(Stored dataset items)
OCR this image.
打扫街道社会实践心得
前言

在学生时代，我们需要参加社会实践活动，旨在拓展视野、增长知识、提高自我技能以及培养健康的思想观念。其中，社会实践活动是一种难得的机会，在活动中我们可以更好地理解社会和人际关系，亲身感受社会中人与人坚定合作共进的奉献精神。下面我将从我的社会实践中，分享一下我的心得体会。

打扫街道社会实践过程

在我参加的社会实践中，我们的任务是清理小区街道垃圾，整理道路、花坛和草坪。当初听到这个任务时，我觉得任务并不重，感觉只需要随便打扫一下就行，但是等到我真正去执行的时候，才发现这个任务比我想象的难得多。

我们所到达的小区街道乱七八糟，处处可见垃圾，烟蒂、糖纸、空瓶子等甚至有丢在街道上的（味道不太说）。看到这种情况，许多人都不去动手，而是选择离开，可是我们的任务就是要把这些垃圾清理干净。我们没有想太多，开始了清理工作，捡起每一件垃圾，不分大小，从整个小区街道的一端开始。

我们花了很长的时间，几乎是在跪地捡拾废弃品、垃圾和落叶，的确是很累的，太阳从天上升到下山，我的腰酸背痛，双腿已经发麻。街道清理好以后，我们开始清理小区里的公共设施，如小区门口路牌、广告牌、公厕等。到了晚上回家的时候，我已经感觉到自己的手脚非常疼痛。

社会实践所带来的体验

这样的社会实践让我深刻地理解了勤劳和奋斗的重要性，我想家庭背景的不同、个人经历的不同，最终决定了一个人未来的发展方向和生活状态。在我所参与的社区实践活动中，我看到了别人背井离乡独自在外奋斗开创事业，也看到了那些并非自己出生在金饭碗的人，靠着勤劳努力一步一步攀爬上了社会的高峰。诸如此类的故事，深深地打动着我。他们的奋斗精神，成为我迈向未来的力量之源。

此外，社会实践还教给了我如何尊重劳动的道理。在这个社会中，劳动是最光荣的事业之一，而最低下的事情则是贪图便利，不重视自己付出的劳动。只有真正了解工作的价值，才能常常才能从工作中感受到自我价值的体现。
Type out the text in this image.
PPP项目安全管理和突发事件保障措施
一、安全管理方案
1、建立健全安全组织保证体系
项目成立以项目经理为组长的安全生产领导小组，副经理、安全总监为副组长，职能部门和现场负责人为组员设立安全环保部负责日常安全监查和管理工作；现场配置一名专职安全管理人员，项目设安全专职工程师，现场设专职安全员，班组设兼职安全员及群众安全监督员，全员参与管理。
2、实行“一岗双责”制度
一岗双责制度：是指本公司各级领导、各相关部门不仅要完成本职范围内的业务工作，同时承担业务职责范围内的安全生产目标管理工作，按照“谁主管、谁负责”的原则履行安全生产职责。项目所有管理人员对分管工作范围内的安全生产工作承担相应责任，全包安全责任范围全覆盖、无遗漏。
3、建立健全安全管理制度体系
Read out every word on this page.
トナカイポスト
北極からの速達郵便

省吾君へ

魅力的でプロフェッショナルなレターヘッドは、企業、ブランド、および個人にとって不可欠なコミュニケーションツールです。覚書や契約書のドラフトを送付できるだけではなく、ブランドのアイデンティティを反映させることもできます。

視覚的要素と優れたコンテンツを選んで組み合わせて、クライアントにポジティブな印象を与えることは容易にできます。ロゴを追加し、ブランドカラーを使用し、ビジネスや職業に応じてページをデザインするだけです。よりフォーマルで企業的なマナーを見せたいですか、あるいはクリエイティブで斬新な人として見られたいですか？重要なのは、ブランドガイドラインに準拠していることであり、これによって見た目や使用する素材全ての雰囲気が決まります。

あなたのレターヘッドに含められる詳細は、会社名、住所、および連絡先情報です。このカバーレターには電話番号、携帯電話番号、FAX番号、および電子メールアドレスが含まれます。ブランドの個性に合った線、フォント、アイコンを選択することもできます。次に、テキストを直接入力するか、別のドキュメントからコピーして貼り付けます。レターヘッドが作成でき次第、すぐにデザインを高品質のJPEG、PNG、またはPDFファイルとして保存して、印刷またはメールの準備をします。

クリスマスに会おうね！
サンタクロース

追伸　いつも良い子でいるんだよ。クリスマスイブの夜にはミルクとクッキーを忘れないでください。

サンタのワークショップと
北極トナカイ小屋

STATED GOAL> From the listing above, return each line with the word "this".

ANSWER>
OCR this image.
Type out the text in this image.
Read out every word on this page.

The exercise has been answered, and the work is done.